▶ [Die Aufgabe]: Führen Sie den Text über Sucht und die frühe Herkunft unserer Gewohnheiten im Anschluss an seinen letzten Satz fort.

▶ [Textabschnitt]:
☆ ☆ ☆ ☆ ☆ ☆ ☆

Bild Mensch & Neander

Handy & Neander
bei der Arbeit

 

Sucht einmal anders gesehen.

 

In unserer frühen Geschichte stecken grundlegende Eigenheiten, die das Leben an sich entwickelt haben muss, um höher organisierte Spezies durch den Überlebenskampf zu bringen. Bei uns Menschen gehören Schmerzen zu den Lenkungsfunktionen, die klassisch unterschätzt werden. Weil diese tief und lange vor unserem intellektuellen Auftritt angelegt worden sind, haben wir zivilisatorischen Exemplare kaum Möglichkeiten diese "Mechanismen" zu korrigieren.

 

Ein gutes anschauliches Beispiel ist die Frage, wo kommen Gewohnheiten her und wieso wird man sie schwer los. Wenn ein natürlich lebender "homo sapiens" Gift zu sich nimmt, kann er das nur überleben, wenn er es als solches erkennt und schnell lernt. Mehrere Versuche, weil das Lernen Zeit braucht, wird er kaum überleben und so finden wir derart halbfertige Exemplare heute genetisch nicht mehr. Ganz kleine Kinder spucken bittere Sachen sofort aus und das bleibt so. Weil einmal fixiert, kriegt man Bitteres in sie nicht mehr hinein. Die evolutionäre Ausstattung schützt sie vor der Aufnahme von Pflanzengift. Die sofortige Erlebnisspeicherung ist dominant und sofort zur Verfügung und dauerhaft eingerichtet. Erst als erwachsener Mensch kann man sich langsam an herbe Weine und deftigen Käse heranentwickeln aber nicht über Nacht.

☆ ☆ ☆ ☆ ☆ ☆ ☆

▶ [Gesammeltes Material]:
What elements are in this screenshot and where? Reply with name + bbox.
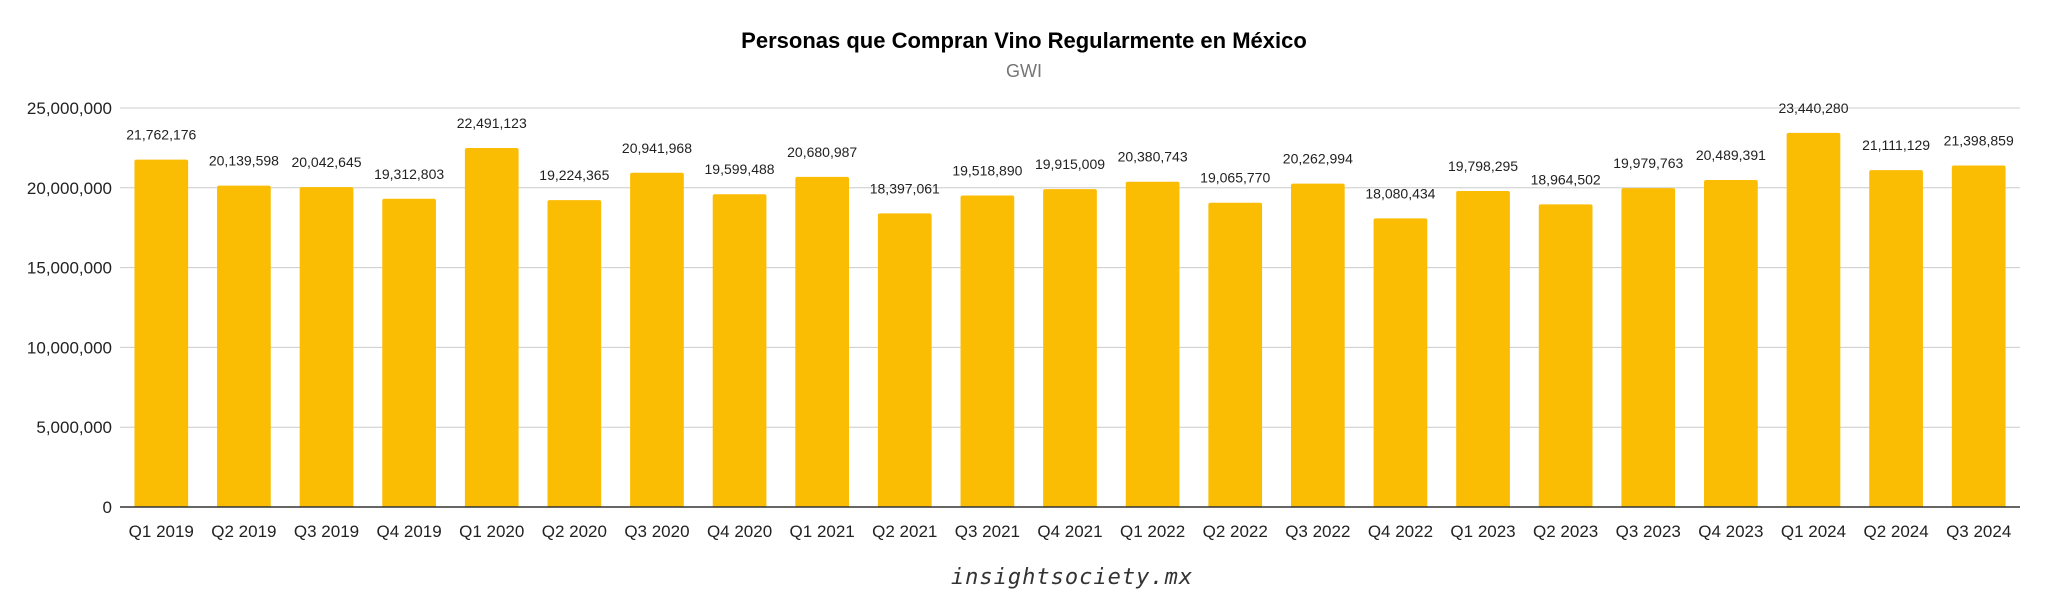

☆ ☆ ☆ ☆ ☆ ☆ ☆

▶ [Antwort folgt]:
 

Gleich gelagert sind die guten Gewohnheiten schnell erworben und schwer zu entsorgen. In gefährlicher und nahrungsarmer und anstrengender Umwelt sind etwa schnell verfügbare Energie und gefühlte Wohltaten sofort eingespeichert und eine Suche danach organisiert. Probiert ein Steinzeitler an einem Busch, ob die Früchte reif sind und sie sind es, kann er logisch absolut nicht daran vorbeigehen. Und das ist auch heute noch so, wenn wir an Süßigkeiten vorbeikommen oder verführerisch aufgemachten Wohltaten gegenüber stehen. Sehen reicht vollkommen. Wir kaufen auch eigentlich eklige Abführmittel, weil die im Fernsehen gezeigten Probanten so tief ausatmend und Erleichterung zeigend, entspannen. Da sagen unsere Spiegelneuronen, das mache ich auch und ab geht's das Mittel kaufen.

 

Gewohnheiten und Gefahren werden aus unserer unzivilisierten Vergangenheit geboren schnell gelernt und der einmal erkannte Nutzen nur sehr mühsam und mit Rückfällen gepflastert zurückgeführt.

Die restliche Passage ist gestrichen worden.